Exercise directions:
Extract the records below word for word and ignore the images.

Given records:
_ _ _ _ _ _ _
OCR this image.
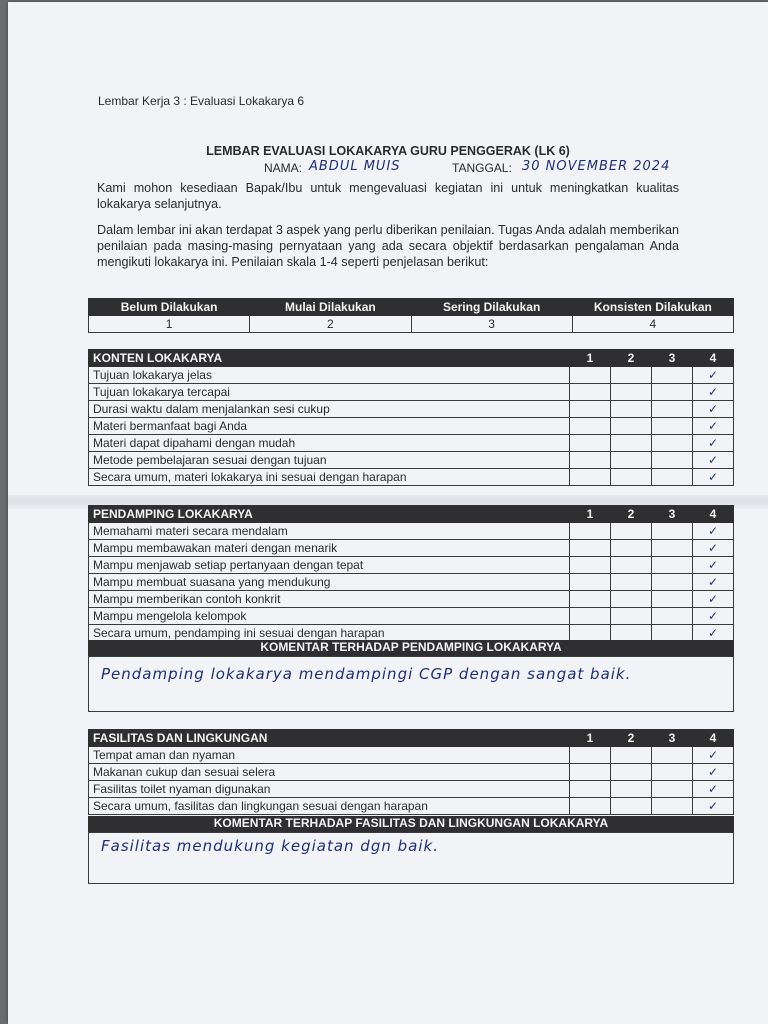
Lembar Kerja 3 : Evaluasi Lokakarya 6
LEMBAR EVALUASI LOKAKARYA GURU PENGGERAK (LK 6)
NAMA: ABDUL MUIS	TANGGAL: 30 NOVEMBER 2024
Kami mohon kesediaan Bapak/Ibu untuk mengevaluasi kegiatan ini untuk meningkatkan kualitas lokakarya selanjutnya.
Dalam lembar ini akan terdapat 3 aspek yang perlu diberikan penilaian. Tugas Anda adalah memberikan penilaian pada masing-masing pernyataan yang ada secara objektif berdasarkan pengalaman Anda mengikuti lokakarya ini. Penilaian skala 1-4 seperti penjelasan berikut:
Belum Dilakukan	Mulai Dilakukan	Sering Dilakukan	Konsisten Dilakukan
1	2	3	4
KONTEN LOKAKARYA	1	2	3	4
Tujuan lokakarya jelas				✓
Tujuan lokakarya tercapai				✓
Durasi waktu dalam menjalankan sesi cukup				✓
Materi bermanfaat bagi Anda				✓
Materi dapat dipahami dengan mudah				✓
Metode pembelajaran sesuai dengan tujuan				✓
Secara umum, materi lokakarya ini sesuai dengan harapan				✓
PENDAMPING LOKAKARYA	1	2	3	4
Memahami materi secara mendalam				✓
Mampu membawakan materi dengan menarik				✓
Mampu menjawab setiap pertanyaan dengan tepat				✓
Mampu membuat suasana yang mendukung				✓
Mampu memberikan contoh konkrit				✓
Mampu mengelola kelompok				✓
Secara umum, pendamping ini sesuai dengan harapan				✓
KOMENTAR TERHADAP PENDAMPING LOKAKARYA
Pendamping lokakarya mendampingi CGP dengan sangat baik.
FASILITAS DAN LINGKUNGAN	1	2	3	4
Tempat aman dan nyaman				✓
Makanan cukup dan sesuai selera				✓
Fasilitas toilet nyaman digunakan				✓
Secara umum, fasilitas dan lingkungan sesuai dengan harapan				✓
KOMENTAR TERHADAP FASILITAS DAN LINGKUNGAN LOKAKARYA
Fasilitas mendukung kegiatan dgn baik.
_ _ _ _ _ _ _
Correct response:
OCR this image.
Lembar Kerja 3 : Evaluasi Lokakarya 6
LEMBAR EVALUASI LOKAKARYA GURU PENGGERAK (LK 6)
NAMA: ABDUL MUIS	TANGGAL: 30 NOVEMBER 2024
Kami mohon kesediaan Bapak/Ibu untuk mengevaluasi kegiatan ini untuk meningkatkan kualitas lokakarya selanjutnya.
Dalam lembar ini akan terdapat 3 aspek yang perlu diberikan penilaian. Tugas Anda adalah memberikan penilaian pada masing-masing pernyataan yang ada secara objektif berdasarkan pengalaman Anda mengikuti lokakarya ini. Penilaian skala 1-4 seperti penjelasan berikut:
Belum Dilakukan	Mulai Dilakukan	Sering Dilakukan	Konsisten Dilakukan
1	2	3	4
KONTEN LOKAKARYA	1	2	3	4
Tujuan lokakarya jelas				✓
Tujuan lokakarya tercapai				✓
Durasi waktu dalam menjalankan sesi cukup				✓
Materi bermanfaat bagi Anda				✓
Materi dapat dipahami dengan mudah				✓
Metode pembelajaran sesuai dengan tujuan				✓
Secara umum, materi lokakarya ini sesuai dengan harapan				✓
PENDAMPING LOKAKARYA	1	2	3	4
Memahami materi secara mendalam				✓
Mampu membawakan materi dengan menarik				✓
Mampu menjawab setiap pertanyaan dengan tepat				✓
Mampu membuat suasana yang mendukung				✓
Mampu memberikan contoh konkrit				✓
Mampu mengelola kelompok				✓
Secara umum, pendamping ini sesuai dengan harapan				✓
KOMENTAR TERHADAP PENDAMPING LOKAKARYA
Pendamping lokakarya mendampingi CGP dengan sangat baik.
FASILITAS DAN LINGKUNGAN	1	2	3	4
Tempat aman dan nyaman				✓
Makanan cukup dan sesuai selera				✓
Fasilitas toilet nyaman digunakan				✓
Secara umum, fasilitas dan lingkungan sesuai dengan harapan				✓
KOMENTAR TERHADAP FASILITAS DAN LINGKUNGAN LOKAKARYA
Fasilitas mendukung kegiatan dgn baik.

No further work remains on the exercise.